## What the task asks
Produce an exact copy of all the data below, dropping every image.

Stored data
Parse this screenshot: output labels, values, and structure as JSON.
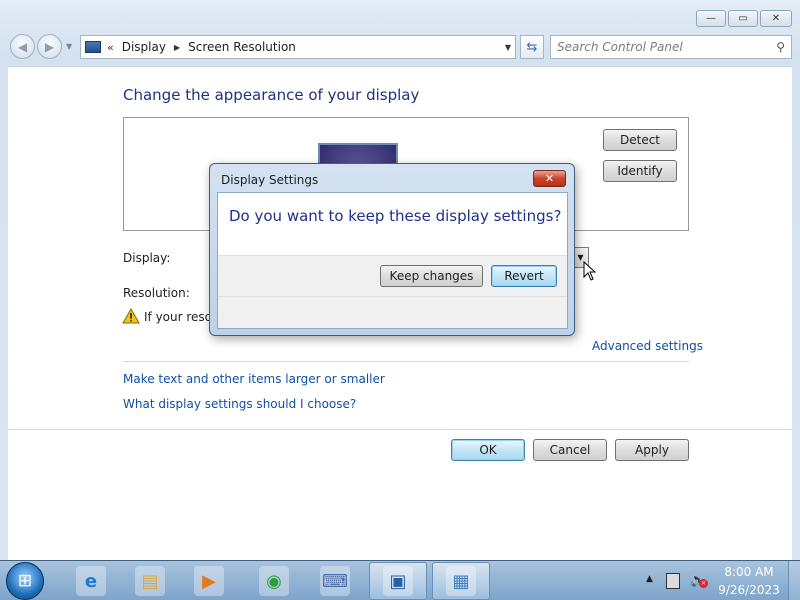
{
  "window": {
    "caption_buttons": {
      "minimize": "—",
      "maximize": "▭",
      "close": "✕"
    }
  },
  "navigation": {
    "breadcrumb_chevron": "«",
    "breadcrumb": [
      "Display",
      "Screen Resolution"
    ],
    "search_placeholder": "Search Control Panel"
  },
  "page": {
    "title": "Change the appearance of your display",
    "detect_label": "Detect",
    "identify_label": "Identify",
    "display_label": "Display:",
    "resolution_label": "Resolution:",
    "warning_text": "If your resolu",
    "advanced_settings_link": "Advanced settings",
    "links": [
      "Make text and other items larger or smaller",
      "What display settings should I choose?"
    ],
    "ok_label": "OK",
    "cancel_label": "Cancel",
    "apply_label": "Apply"
  },
  "dialog": {
    "title": "Display Settings",
    "message": "Do you want to keep these display settings?",
    "keep_label": "Keep changes",
    "revert_label": "Revert"
  },
  "taskbar": {
    "items": [
      {
        "name": "internet-explorer-icon",
        "glyph": "e",
        "color": "#1f78d1"
      },
      {
        "name": "file-explorer-icon",
        "glyph": "▤",
        "color": "#d9a93b"
      },
      {
        "name": "media-player-icon",
        "glyph": "▶",
        "color": "#e07b1c"
      },
      {
        "name": "chrome-icon",
        "glyph": "◉",
        "color": "#2e9e44"
      },
      {
        "name": "keyboard-icon",
        "glyph": "⌨",
        "color": "#4a6ea8"
      },
      {
        "name": "display-window-icon",
        "glyph": "▣",
        "color": "#2a5fa8"
      },
      {
        "name": "control-panel-icon",
        "glyph": "▦",
        "color": "#3b7fc4"
      }
    ],
    "clock_time": "8:00 AM",
    "clock_date": "9/26/2023"
  }
}
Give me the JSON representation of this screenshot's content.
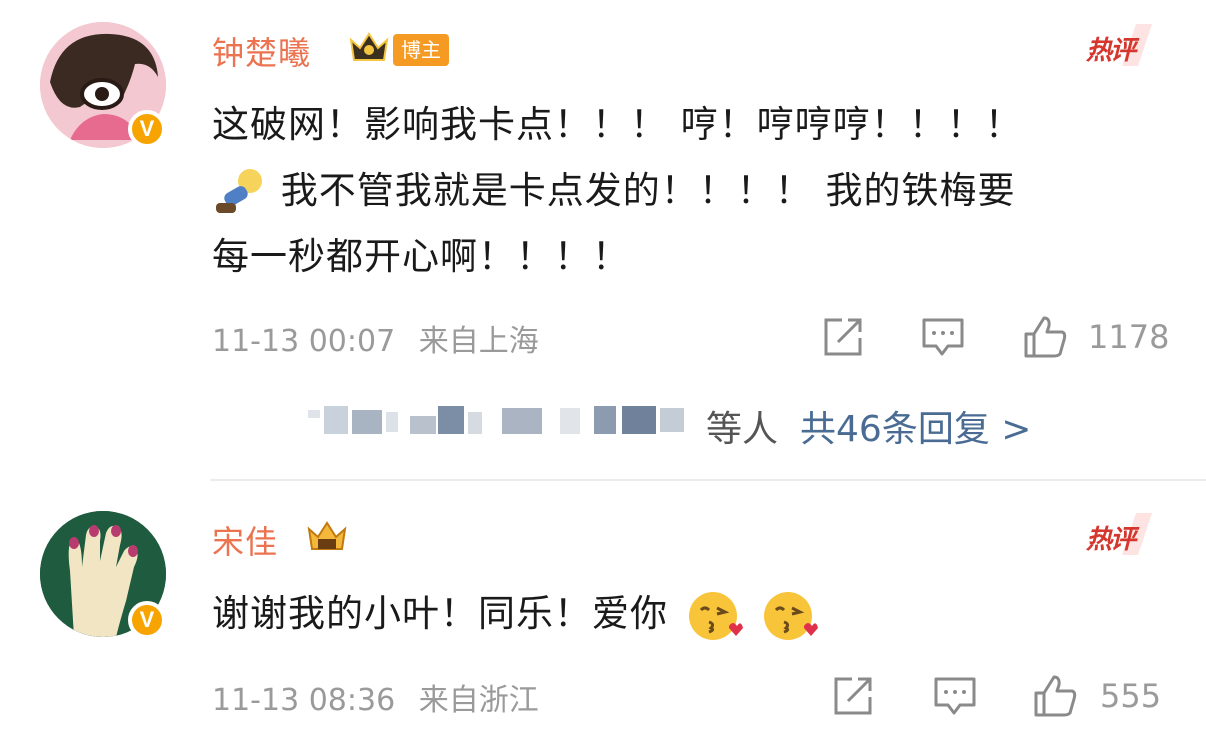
{
  "comments": [
    {
      "username": "钟楚曦",
      "tag": "博主",
      "hot_label": "热评",
      "verified": "V",
      "text_line1": "这破网！影响我卡点！！！ 哼！哼哼哼！！！！",
      "text_line2": "我不管我就是卡点发的！！！！ 我的铁梅要",
      "text_line3": "每一秒都开心啊！！！！",
      "timestamp": "11-13 00:07",
      "location": "来自上海",
      "likes": "1178",
      "reply_summary": "等人",
      "reply_link": "共46条回复 >"
    },
    {
      "username": "宋佳",
      "hot_label": "热评",
      "verified": "V",
      "text": "谢谢我的小叶！同乐！爱你",
      "timestamp": "11-13 08:36",
      "location": "来自浙江",
      "likes": "555"
    }
  ],
  "colors": {
    "username": "#eb7350",
    "hot": "#d5362d",
    "link": "#4a6b94",
    "meta": "#9a9a9a"
  },
  "icons": [
    "share-icon",
    "comment-icon",
    "thumbs-up-icon",
    "crown-icon",
    "kiss-emoji"
  ]
}
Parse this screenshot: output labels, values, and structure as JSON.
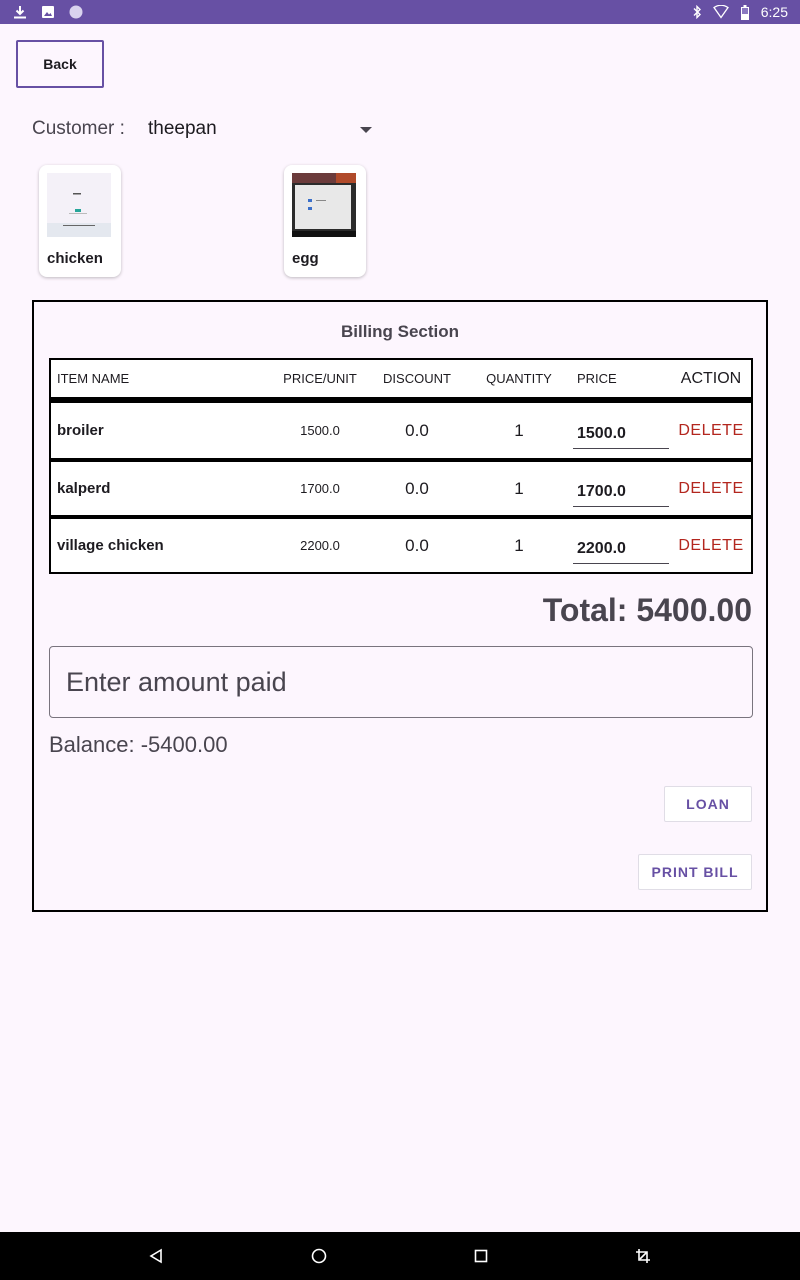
{
  "status_bar": {
    "time": "6:25",
    "icons": [
      "download-icon",
      "image-icon",
      "circle-icon",
      "bluetooth-icon",
      "wifi-icon",
      "battery-icon"
    ]
  },
  "back_label": "Back",
  "customer": {
    "label": "Customer :",
    "value": "theepan"
  },
  "products": [
    {
      "name": "chicken"
    },
    {
      "name": "egg"
    }
  ],
  "billing": {
    "title": "Billing Section",
    "columns": [
      "ITEM NAME",
      "PRICE/UNIT",
      "DISCOUNT",
      "QUANTITY",
      "PRICE",
      "ACTION"
    ],
    "rows": [
      {
        "item": "broiler",
        "price_unit": "1500.0",
        "discount": "0.0",
        "quantity": "1",
        "price": "1500.0",
        "action": "DELETE"
      },
      {
        "item": "kalperd",
        "price_unit": "1700.0",
        "discount": "0.0",
        "quantity": "1",
        "price": "1700.0",
        "action": "DELETE"
      },
      {
        "item": "village chicken",
        "price_unit": "2200.0",
        "discount": "0.0",
        "quantity": "1",
        "price": "2200.0",
        "action": "DELETE"
      }
    ],
    "total": "Total: 5400.00",
    "amount_placeholder": "Enter amount paid",
    "balance": "Balance: -5400.00",
    "loan_label": "LOAN",
    "print_label": "PRINT BILL"
  },
  "colors": {
    "accent": "#6750a4",
    "delete": "#b3261e",
    "background": "#fdf6fe"
  },
  "nav_icons": [
    "back-icon",
    "home-icon",
    "recents-icon",
    "screenshot-icon"
  ]
}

## Final result
Parse this screenshot: output labels, values, and structure as JSON.
{
  "window": {
    "caption_buttons": {
      "minimize": "—",
      "maximize": "▭",
      "close": "✕"
    }
  },
  "navigation": {
    "breadcrumb_chevron": "«",
    "breadcrumb": [
      "Display",
      "Screen Resolution"
    ],
    "search_placeholder": "Search Control Panel"
  },
  "page": {
    "title": "Change the appearance of your display",
    "detect_label": "Detect",
    "identify_label": "Identify",
    "display_label": "Display:",
    "resolution_label": "Resolution:",
    "warning_text": "If your resolu",
    "advanced_settings_link": "Advanced settings",
    "links": [
      "Make text and other items larger or smaller",
      "What display settings should I choose?"
    ],
    "ok_label": "OK",
    "cancel_label": "Cancel",
    "apply_label": "Apply"
  },
  "dialog": {
    "title": "Display Settings",
    "message": "Do you want to keep these display settings?",
    "keep_label": "Keep changes",
    "revert_label": "Revert"
  },
  "taskbar": {
    "items": [
      {
        "name": "internet-explorer-icon",
        "glyph": "e",
        "color": "#1f78d1"
      },
      {
        "name": "file-explorer-icon",
        "glyph": "▤",
        "color": "#d9a93b"
      },
      {
        "name": "media-player-icon",
        "glyph": "▶",
        "color": "#e07b1c"
      },
      {
        "name": "chrome-icon",
        "glyph": "◉",
        "color": "#2e9e44"
      },
      {
        "name": "keyboard-icon",
        "glyph": "⌨",
        "color": "#4a6ea8"
      },
      {
        "name": "display-window-icon",
        "glyph": "▣",
        "color": "#2a5fa8"
      },
      {
        "name": "control-panel-icon",
        "glyph": "▦",
        "color": "#3b7fc4"
      }
    ],
    "clock_time": "8:00 AM",
    "clock_date": "9/26/2023"
  }
}
Give me the JSON representation of this screenshot's content.
{
  "comments": [
    {
      "username": "钟楚曦",
      "tag": "博主",
      "hot_label": "热评",
      "verified": "V",
      "text_line1": "这破网！影响我卡点！！！ 哼！哼哼哼！！！！",
      "text_line2": "我不管我就是卡点发的！！！！ 我的铁梅要",
      "text_line3": "每一秒都开心啊！！！！",
      "timestamp": "11-13 00:07",
      "location": "来自上海",
      "likes": "1178",
      "reply_summary": "等人",
      "reply_link": "共46条回复 >"
    },
    {
      "username": "宋佳",
      "hot_label": "热评",
      "verified": "V",
      "text": "谢谢我的小叶！同乐！爱你",
      "timestamp": "11-13 08:36",
      "location": "来自浙江",
      "likes": "555"
    }
  ],
  "colors": {
    "username": "#eb7350",
    "hot": "#d5362d",
    "link": "#4a6b94",
    "meta": "#9a9a9a"
  },
  "icons": [
    "share-icon",
    "comment-icon",
    "thumbs-up-icon",
    "crown-icon",
    "kiss-emoji"
  ]
}
Parse this screenshot: output labels, values, and structure as JSON.
{
  "status_bar": {
    "time": "6:25",
    "icons": [
      "download-icon",
      "image-icon",
      "circle-icon",
      "bluetooth-icon",
      "wifi-icon",
      "battery-icon"
    ]
  },
  "back_label": "Back",
  "customer": {
    "label": "Customer :",
    "value": "theepan"
  },
  "products": [
    {
      "name": "chicken"
    },
    {
      "name": "egg"
    }
  ],
  "billing": {
    "title": "Billing Section",
    "columns": [
      "ITEM NAME",
      "PRICE/UNIT",
      "DISCOUNT",
      "QUANTITY",
      "PRICE",
      "ACTION"
    ],
    "rows": [
      {
        "item": "broiler",
        "price_unit": "1500.0",
        "discount": "0.0",
        "quantity": "1",
        "price": "1500.0",
        "action": "DELETE"
      },
      {
        "item": "kalperd",
        "price_unit": "1700.0",
        "discount": "0.0",
        "quantity": "1",
        "price": "1700.0",
        "action": "DELETE"
      },
      {
        "item": "village chicken",
        "price_unit": "2200.0",
        "discount": "0.0",
        "quantity": "1",
        "price": "2200.0",
        "action": "DELETE"
      }
    ],
    "total": "Total: 5400.00",
    "amount_placeholder": "Enter amount paid",
    "balance": "Balance: -5400.00",
    "loan_label": "LOAN",
    "print_label": "PRINT BILL"
  },
  "colors": {
    "accent": "#6750a4",
    "delete": "#b3261e",
    "background": "#fdf6fe"
  },
  "nav_icons": [
    "back-icon",
    "home-icon",
    "recents-icon",
    "screenshot-icon"
  ]
}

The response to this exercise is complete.